## [Required task]
The records below are to be quoted in full; please keep every word exact.

>> start Given records

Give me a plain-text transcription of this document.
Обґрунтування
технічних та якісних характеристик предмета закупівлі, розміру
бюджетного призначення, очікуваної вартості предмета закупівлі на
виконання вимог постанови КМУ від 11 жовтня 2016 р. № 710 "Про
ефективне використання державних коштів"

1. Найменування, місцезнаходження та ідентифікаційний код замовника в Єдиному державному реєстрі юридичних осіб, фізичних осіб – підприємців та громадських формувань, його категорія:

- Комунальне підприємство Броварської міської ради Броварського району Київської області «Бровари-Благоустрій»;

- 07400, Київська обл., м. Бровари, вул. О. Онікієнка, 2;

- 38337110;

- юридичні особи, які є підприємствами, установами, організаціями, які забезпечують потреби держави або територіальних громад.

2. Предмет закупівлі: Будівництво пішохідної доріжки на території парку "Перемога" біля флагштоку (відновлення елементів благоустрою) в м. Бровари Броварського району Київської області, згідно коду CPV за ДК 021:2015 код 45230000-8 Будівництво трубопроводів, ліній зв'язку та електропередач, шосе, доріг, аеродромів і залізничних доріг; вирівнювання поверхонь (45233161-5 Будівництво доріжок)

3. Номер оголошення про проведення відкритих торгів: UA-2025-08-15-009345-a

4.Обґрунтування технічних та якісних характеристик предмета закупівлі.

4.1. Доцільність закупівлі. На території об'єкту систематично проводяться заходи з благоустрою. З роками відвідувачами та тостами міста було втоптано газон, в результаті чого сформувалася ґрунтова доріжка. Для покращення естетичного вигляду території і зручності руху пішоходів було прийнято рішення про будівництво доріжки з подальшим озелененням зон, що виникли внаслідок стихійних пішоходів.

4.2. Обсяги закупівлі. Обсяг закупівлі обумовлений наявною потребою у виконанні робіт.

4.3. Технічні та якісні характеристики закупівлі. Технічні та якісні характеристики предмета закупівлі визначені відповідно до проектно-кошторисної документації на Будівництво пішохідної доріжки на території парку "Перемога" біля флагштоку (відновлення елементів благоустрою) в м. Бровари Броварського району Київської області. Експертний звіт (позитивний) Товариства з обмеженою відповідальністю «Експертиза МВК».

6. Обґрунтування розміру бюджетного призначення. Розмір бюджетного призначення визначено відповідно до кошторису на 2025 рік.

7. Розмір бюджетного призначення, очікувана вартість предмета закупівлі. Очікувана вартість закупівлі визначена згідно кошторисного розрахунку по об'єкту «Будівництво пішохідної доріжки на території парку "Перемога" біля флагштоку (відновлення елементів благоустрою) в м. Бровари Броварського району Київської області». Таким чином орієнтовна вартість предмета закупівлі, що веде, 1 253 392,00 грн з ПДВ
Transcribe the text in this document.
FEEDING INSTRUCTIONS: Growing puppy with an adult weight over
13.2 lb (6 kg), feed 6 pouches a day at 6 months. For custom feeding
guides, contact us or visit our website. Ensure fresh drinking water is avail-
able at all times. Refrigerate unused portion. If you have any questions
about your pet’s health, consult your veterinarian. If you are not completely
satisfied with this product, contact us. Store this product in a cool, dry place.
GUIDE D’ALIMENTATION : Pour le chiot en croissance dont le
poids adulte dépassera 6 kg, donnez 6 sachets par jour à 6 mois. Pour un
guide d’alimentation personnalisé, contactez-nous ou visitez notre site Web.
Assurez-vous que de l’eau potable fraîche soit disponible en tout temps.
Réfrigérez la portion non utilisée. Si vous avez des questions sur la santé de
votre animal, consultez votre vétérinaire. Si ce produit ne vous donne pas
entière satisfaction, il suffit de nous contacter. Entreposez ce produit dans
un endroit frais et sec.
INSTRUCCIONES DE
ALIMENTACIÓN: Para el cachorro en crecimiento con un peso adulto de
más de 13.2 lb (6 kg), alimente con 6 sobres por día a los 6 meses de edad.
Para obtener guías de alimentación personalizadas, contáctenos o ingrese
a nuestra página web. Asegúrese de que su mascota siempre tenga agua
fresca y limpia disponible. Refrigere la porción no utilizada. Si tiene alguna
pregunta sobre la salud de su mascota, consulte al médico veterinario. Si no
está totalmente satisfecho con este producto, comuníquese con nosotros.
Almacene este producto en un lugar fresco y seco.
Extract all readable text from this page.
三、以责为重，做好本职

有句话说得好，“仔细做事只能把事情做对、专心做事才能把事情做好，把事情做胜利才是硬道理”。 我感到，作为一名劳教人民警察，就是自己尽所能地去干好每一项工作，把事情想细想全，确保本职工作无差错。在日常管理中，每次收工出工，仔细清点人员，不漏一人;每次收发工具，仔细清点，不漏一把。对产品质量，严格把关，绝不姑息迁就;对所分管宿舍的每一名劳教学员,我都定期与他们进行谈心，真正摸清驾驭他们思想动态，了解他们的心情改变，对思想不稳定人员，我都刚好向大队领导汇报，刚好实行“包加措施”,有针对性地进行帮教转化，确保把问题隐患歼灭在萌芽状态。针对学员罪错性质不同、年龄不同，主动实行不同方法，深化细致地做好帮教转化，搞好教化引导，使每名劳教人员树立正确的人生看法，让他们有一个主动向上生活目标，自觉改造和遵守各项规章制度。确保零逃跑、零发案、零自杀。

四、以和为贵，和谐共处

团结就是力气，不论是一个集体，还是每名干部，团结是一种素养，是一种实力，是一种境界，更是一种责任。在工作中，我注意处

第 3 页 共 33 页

>> end Given records

## [Output for this task]
Give me a plain-text transcription of this document.
Обґрунтування
технічних та якісних характеристик предмета закупівлі, розміру
бюджетного призначення, очікуваної вартості предмета закупівлі на
виконання вимог постанови КМУ від 11 жовтня 2016 р. № 710 "Про
ефективне використання державних коштів"

1. Найменування, місцезнаходження та ідентифікаційний код замовника в Єдиному державному реєстрі юридичних осіб, фізичних осіб – підприємців та громадських формувань, його категорія:

- Комунальне підприємство Броварської міської ради Броварського району Київської області «Бровари-Благоустрій»;

- 07400, Київська обл., м. Бровари, вул. О. Онікієнка, 2;

- 38337110;

- юридичні особи, які є підприємствами, установами, організаціями, які забезпечують потреби держави або територіальних громад.

2. Предмет закупівлі: Будівництво пішохідної доріжки на території парку "Перемога" біля флагштоку (відновлення елементів благоустрою) в м. Бровари Броварського району Київської області, згідно коду CPV за ДК 021:2015 код 45230000-8 Будівництво трубопроводів, ліній зв'язку та електропередач, шосе, доріг, аеродромів і залізничних доріг; вирівнювання поверхонь (45233161-5 Будівництво доріжок)

3. Номер оголошення про проведення відкритих торгів: UA-2025-08-15-009345-a

4.Обґрунтування технічних та якісних характеристик предмета закупівлі.

4.1. Доцільність закупівлі. На території об'єкту систематично проводяться заходи з благоустрою. З роками відвідувачами та тостами міста було втоптано газон, в результаті чого сформувалася ґрунтова доріжка. Для покращення естетичного вигляду території і зручності руху пішоходів було прийнято рішення про будівництво доріжки з подальшим озелененням зон, що виникли внаслідок стихійних пішоходів.

4.2. Обсяги закупівлі. Обсяг закупівлі обумовлений наявною потребою у виконанні робіт.

4.3. Технічні та якісні характеристики закупівлі. Технічні та якісні характеристики предмета закупівлі визначені відповідно до проектно-кошторисної документації на Будівництво пішохідної доріжки на території парку "Перемога" біля флагштоку (відновлення елементів благоустрою) в м. Бровари Броварського району Київської області. Експертний звіт (позитивний) Товариства з обмеженою відповідальністю «Експертиза МВК».

6. Обґрунтування розміру бюджетного призначення. Розмір бюджетного призначення визначено відповідно до кошторису на 2025 рік.

7. Розмір бюджетного призначення, очікувана вартість предмета закупівлі. Очікувана вартість закупівлі визначена згідно кошторисного розрахунку по об'єкту «Будівництво пішохідної доріжки на території парку "Перемога" біля флагштоку (відновлення елементів благоустрою) в м. Бровари Броварського району Київської області». Таким чином орієнтовна вартість предмета закупівлі, що веде, 1 253 392,00 грн з ПДВ
Transcribe the text in this document.
FEEDING INSTRUCTIONS: Growing puppy with an adult weight over
13.2 lb (6 kg), feed 6 pouches a day at 6 months. For custom feeding
guides, contact us or visit our website. Ensure fresh drinking water is avail-
able at all times. Refrigerate unused portion. If you have any questions
about your pet’s health, consult your veterinarian. If you are not completely
satisfied with this product, contact us. Store this product in a cool, dry place.
GUIDE D’ALIMENTATION : Pour le chiot en croissance dont le
poids adulte dépassera 6 kg, donnez 6 sachets par jour à 6 mois. Pour un
guide d’alimentation personnalisé, contactez-nous ou visitez notre site Web.
Assurez-vous que de l’eau potable fraîche soit disponible en tout temps.
Réfrigérez la portion non utilisée. Si vous avez des questions sur la santé de
votre animal, consultez votre vétérinaire. Si ce produit ne vous donne pas
entière satisfaction, il suffit de nous contacter. Entreposez ce produit dans
un endroit frais et sec.
INSTRUCCIONES DE
ALIMENTACIÓN: Para el cachorro en crecimiento con un peso adulto de
más de 13.2 lb (6 kg), alimente con 6 sobres por día a los 6 meses de edad.
Para obtener guías de alimentación personalizadas, contáctenos o ingrese
a nuestra página web. Asegúrese de que su mascota siempre tenga agua
fresca y limpia disponible. Refrigere la porción no utilizada. Si tiene alguna
pregunta sobre la salud de su mascota, consulte al médico veterinario. Si no
está totalmente satisfecho con este producto, comuníquese con nosotros.
Almacene este producto en un lugar fresco y seco.
Extract all readable text from this page.
三、以责为重，做好本职

有句话说得好，“仔细做事只能把事情做对、专心做事才能把事情做好，把事情做胜利才是硬道理”。 我感到，作为一名劳教人民警察，就是自己尽所能地去干好每一项工作，把事情想细想全，确保本职工作无差错。在日常管理中，每次收工出工，仔细清点人员，不漏一人;每次收发工具，仔细清点，不漏一把。对产品质量，严格把关，绝不姑息迁就;对所分管宿舍的每一名劳教学员,我都定期与他们进行谈心，真正摸清驾驭他们思想动态，了解他们的心情改变，对思想不稳定人员，我都刚好向大队领导汇报，刚好实行“包加措施”,有针对性地进行帮教转化，确保把问题隐患歼灭在萌芽状态。针对学员罪错性质不同、年龄不同，主动实行不同方法，深化细致地做好帮教转化，搞好教化引导，使每名劳教人员树立正确的人生看法，让他们有一个主动向上生活目标，自觉改造和遵守各项规章制度。确保零逃跑、零发案、零自杀。

四、以和为贵，和谐共处

团结就是力气，不论是一个集体，还是每名干部，团结是一种素养，是一种实力，是一种境界，更是一种责任。在工作中，我注意处

第 3 页 共 33 页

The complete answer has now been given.